— EXERCISE GOAL —
Gather up every line that includes the string "Schedule".

---------- ROWS

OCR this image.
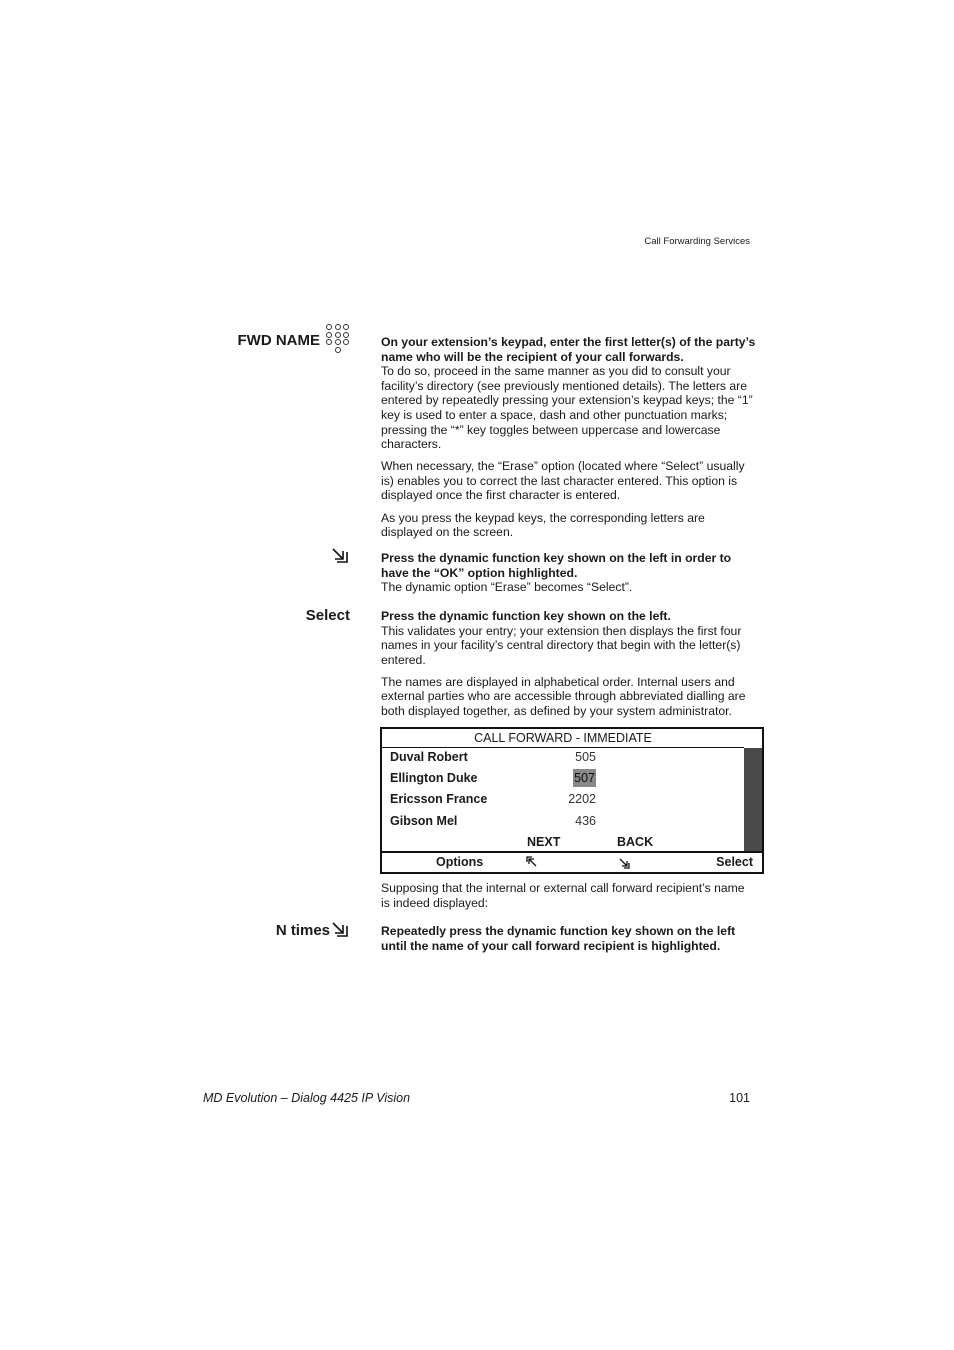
Call Forwarding Services
FWD NAME	On your extension’s keypad, enter the first letter(s) of the party’s name who will be the recipient of your call forwards.

To do so, proceed in the same manner as you did to consult your facility’s directory (see previously mentioned details). The letters are entered by repeatedly pressing your extension’s keypad keys; the “1” key is used to enter a space, dash and other punctuation marks; pressing the “*” key toggles between uppercase and lowercase characters.

When necessary, the “Erase” option (located where “Select” usually is) enables you to correct the last character entered. This option is displayed once the first character is entered.

As you press the keypad keys, the corresponding letters are displayed on the screen.

Press the dynamic function key shown on the left in order to have the “OK” option highlighted.

The dynamic option “Erase” becomes “Select”.

Select	Press the dynamic function key shown on the left.

This validates your entry; your extension then displays the first four names in your facility’s central directory that begin with the letter(s) entered.

The names are displayed in alphabetical order. Internal users and external parties who are accessible through abbreviated dialling are both displayed together, as defined by your system administrator.

CALL FORWARD - IMMEDIATE
Duval Robert	505
Ellington Duke	507
Ericsson France	2202
Gibson Mel	436
NEXT	BACK
Options	Select
Supposing that the internal or external call forward recipient’s name is indeed displayed:
N times	Repeatedly press the dynamic function key shown on the left until the name of your call forward recipient is highlighted.
MD Evolution – Dialog 4425 IP Vision	101
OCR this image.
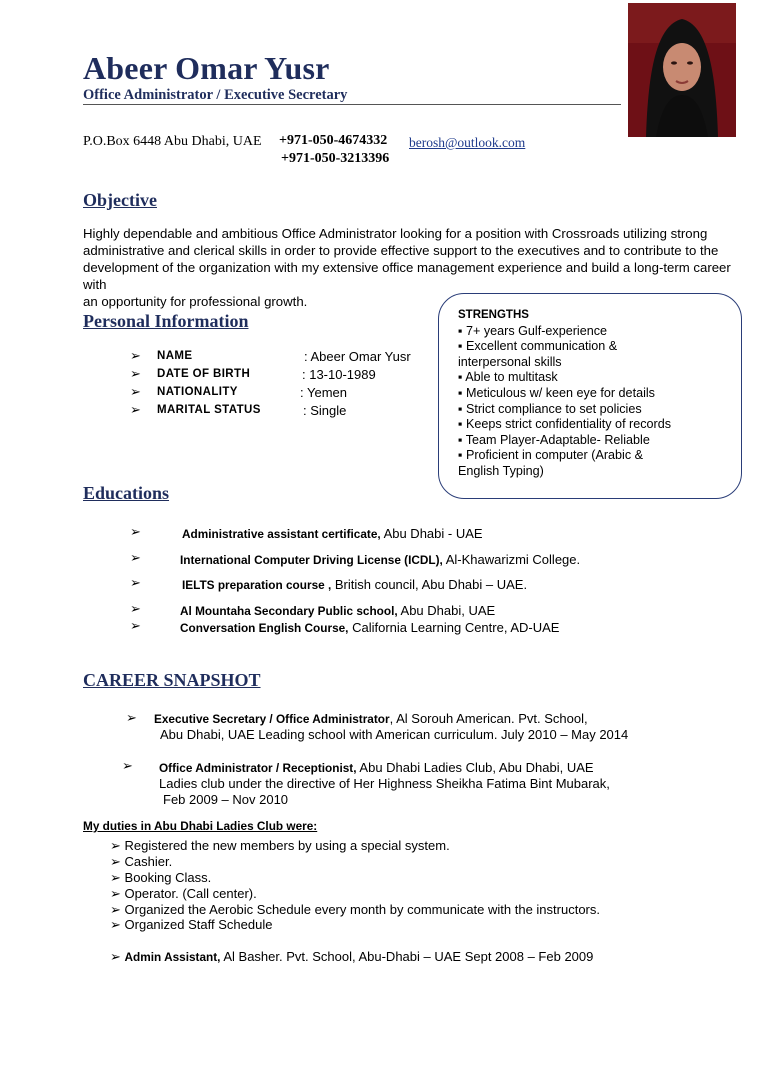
Abeer Omar Yusr
Office Administrator / Executive Secretary
P.O.Box 6448 Abu Dhabi, UAE +971-050-4674332 berosh@outlook.com
+971-050-3213396
Objective
Highly dependable and ambitious Office Administrator looking for a position with Crossroads utilizing strong
administrative and clerical skills in order to provide effective support to the executives and to contribute to the
development of the organization with my extensive office management experience and build a long-term career with
an opportunity for professional growth.
STRENGTHS
▪ 7+ years Gulf-experience
▪ Excellent communication &
interpersonal skills
▪ Able to multitask
▪ Meticulous w/ keen eye for details
▪ Strict compliance to set policies
▪ Keeps strict confidentiality of records
▪ Team Player-Adaptable- Reliable
▪ Proficient in computer (Arabic &
English Typing)
Personal Information
➢ NAME	: Abeer Omar Yusr
➢ DATE OF BIRTH	: 13-10-1989
➢ NATIONALITY	: Yemen
➢ MARITAL STATUS	: Single
Educations
➢	Administrative assistant certificate, Abu Dhabi - UAE
➢	International Computer Driving License (ICDL), Al-Khawarizmi College.
➢	IELTS preparation course , British council, Abu Dhabi – UAE.
➢	Al Mountaha Secondary Public school, Abu Dhabi, UAE
➢	Conversation English Course, California Learning Centre, AD-UAE
CAREER SNAPSHOT
➢ Executive Secretary / Office Administrator, Al Sorouh American. Pvt. School,
Abu Dhabi, UAE Leading school with American curriculum. July 2010 – May 2014
➢ Office Administrator / Receptionist, Abu Dhabi Ladies Club, Abu Dhabi, UAE
Ladies club under the directive of Her Highness Sheikha Fatima Bint Mubarak,
Feb 2009 – Nov 2010
My duties in Abu Dhabi Ladies Club were:
➢ Registered the new members by using a special system.
➢ Cashier.
➢ Booking Class.
➢ Operator. (Call center).
➢ Organized the Aerobic Schedule every month by communicate with the instructors.
➢ Organized Staff Schedule
➢ Admin Assistant, Al Basher. Pvt. School, Abu-Dhabi – UAE Sept 2008 – Feb 2009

--------------------

— EXPECTED ANSWER —
➢ Organized the Aerobic Schedule every month by communicate with the instructors.
➢ Organized Staff Schedule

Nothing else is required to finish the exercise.